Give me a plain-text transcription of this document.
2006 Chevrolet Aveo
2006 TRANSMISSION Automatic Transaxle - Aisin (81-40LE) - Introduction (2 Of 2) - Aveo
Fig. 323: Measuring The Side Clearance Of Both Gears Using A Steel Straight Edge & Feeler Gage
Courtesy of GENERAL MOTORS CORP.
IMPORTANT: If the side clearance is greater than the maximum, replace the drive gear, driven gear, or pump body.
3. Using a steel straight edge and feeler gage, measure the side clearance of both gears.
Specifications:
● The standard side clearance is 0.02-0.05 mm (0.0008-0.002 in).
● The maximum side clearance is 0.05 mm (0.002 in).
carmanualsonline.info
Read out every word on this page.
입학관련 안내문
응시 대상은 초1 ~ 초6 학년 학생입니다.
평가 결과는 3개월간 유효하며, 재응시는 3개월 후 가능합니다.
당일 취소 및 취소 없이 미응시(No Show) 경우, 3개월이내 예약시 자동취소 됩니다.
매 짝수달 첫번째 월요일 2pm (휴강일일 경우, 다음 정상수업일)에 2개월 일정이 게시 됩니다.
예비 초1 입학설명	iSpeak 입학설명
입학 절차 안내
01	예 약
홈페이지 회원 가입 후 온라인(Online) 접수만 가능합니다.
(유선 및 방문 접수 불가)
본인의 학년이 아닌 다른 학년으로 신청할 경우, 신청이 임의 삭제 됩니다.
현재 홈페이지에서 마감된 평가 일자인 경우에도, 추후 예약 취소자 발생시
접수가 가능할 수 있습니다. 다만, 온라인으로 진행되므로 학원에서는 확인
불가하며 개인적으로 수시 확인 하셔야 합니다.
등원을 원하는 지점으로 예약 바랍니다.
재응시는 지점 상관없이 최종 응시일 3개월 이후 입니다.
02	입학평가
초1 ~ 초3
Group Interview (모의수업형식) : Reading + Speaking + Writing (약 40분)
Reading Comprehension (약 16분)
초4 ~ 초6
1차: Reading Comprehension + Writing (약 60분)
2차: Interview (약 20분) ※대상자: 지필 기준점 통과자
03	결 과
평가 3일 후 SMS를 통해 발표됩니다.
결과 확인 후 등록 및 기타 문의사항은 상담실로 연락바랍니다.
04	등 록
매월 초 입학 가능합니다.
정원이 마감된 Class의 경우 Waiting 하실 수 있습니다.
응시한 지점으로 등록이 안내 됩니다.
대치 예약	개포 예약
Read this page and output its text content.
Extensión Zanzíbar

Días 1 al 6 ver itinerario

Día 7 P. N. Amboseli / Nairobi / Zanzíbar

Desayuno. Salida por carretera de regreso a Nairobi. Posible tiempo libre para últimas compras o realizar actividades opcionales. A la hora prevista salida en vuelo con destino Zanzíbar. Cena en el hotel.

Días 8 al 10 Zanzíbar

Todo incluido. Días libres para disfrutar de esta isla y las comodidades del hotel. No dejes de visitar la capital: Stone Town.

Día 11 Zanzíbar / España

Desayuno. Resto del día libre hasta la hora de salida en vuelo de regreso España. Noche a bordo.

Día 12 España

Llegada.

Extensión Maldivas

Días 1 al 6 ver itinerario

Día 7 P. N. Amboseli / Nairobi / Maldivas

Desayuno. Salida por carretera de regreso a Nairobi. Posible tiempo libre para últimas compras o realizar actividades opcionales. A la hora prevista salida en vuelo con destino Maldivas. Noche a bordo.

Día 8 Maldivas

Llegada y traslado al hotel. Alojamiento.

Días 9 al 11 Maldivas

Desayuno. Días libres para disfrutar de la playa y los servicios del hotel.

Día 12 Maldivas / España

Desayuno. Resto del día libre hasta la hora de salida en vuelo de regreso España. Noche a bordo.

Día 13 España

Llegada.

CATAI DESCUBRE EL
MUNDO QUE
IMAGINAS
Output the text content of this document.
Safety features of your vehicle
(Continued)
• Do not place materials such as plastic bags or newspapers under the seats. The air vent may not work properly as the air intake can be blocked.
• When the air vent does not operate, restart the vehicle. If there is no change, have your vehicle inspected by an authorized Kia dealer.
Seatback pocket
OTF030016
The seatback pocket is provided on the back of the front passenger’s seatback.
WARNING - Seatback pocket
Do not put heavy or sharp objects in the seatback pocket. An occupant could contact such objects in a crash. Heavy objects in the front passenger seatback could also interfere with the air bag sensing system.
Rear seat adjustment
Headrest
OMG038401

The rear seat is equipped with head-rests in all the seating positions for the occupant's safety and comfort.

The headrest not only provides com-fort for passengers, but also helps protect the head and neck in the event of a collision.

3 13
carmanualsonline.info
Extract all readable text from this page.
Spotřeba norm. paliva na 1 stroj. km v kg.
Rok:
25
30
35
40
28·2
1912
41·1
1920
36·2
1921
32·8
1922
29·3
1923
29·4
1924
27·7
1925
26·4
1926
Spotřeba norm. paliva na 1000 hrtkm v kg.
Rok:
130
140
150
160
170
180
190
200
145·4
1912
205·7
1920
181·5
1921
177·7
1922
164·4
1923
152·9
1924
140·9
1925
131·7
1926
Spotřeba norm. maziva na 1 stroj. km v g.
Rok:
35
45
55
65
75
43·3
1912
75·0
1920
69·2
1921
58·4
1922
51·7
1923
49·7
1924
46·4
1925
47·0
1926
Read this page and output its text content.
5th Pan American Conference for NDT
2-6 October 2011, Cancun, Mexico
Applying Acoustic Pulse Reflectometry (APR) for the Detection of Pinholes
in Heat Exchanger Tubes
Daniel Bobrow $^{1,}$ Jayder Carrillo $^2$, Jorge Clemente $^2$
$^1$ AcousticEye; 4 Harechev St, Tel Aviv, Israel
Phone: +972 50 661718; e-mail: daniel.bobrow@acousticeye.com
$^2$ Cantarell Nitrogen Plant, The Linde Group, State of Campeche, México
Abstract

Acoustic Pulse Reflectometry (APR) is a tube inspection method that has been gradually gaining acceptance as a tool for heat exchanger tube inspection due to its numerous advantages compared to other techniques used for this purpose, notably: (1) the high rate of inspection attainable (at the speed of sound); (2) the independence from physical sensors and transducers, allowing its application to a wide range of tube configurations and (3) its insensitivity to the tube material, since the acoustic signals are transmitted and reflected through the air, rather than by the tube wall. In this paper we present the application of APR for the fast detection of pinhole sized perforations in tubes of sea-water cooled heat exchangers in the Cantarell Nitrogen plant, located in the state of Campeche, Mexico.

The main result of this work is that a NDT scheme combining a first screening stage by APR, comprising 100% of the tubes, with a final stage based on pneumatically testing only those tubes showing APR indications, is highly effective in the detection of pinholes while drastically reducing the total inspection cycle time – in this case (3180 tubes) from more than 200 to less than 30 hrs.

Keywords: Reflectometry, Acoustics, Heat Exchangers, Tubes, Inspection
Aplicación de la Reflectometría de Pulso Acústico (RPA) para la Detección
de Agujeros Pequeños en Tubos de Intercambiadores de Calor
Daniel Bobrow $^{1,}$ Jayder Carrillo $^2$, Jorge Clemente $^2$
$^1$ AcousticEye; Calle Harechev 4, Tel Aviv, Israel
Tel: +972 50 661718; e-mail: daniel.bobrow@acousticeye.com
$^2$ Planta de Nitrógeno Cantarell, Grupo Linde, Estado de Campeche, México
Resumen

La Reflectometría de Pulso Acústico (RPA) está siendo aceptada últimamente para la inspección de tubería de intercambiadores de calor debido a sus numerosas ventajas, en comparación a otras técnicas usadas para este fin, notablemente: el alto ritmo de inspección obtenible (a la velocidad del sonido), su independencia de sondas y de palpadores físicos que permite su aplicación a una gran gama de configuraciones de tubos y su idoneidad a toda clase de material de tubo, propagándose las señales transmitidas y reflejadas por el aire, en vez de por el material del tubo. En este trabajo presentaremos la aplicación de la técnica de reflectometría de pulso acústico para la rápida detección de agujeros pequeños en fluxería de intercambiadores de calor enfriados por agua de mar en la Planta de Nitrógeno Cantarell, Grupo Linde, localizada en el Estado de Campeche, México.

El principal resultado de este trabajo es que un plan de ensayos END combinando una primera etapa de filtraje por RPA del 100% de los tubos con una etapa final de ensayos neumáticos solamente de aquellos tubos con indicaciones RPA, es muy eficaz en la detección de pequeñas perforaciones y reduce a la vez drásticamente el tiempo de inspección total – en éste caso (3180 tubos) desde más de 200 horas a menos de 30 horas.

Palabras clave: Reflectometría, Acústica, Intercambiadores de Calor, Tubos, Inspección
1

· · · · · · ·

## Requirements
Gather, from the listing above, every line carrying the word "Comprehension".

## Written reply
Reading Comprehension (약 16분)
1차: Reading Comprehension + Writing (약 60분)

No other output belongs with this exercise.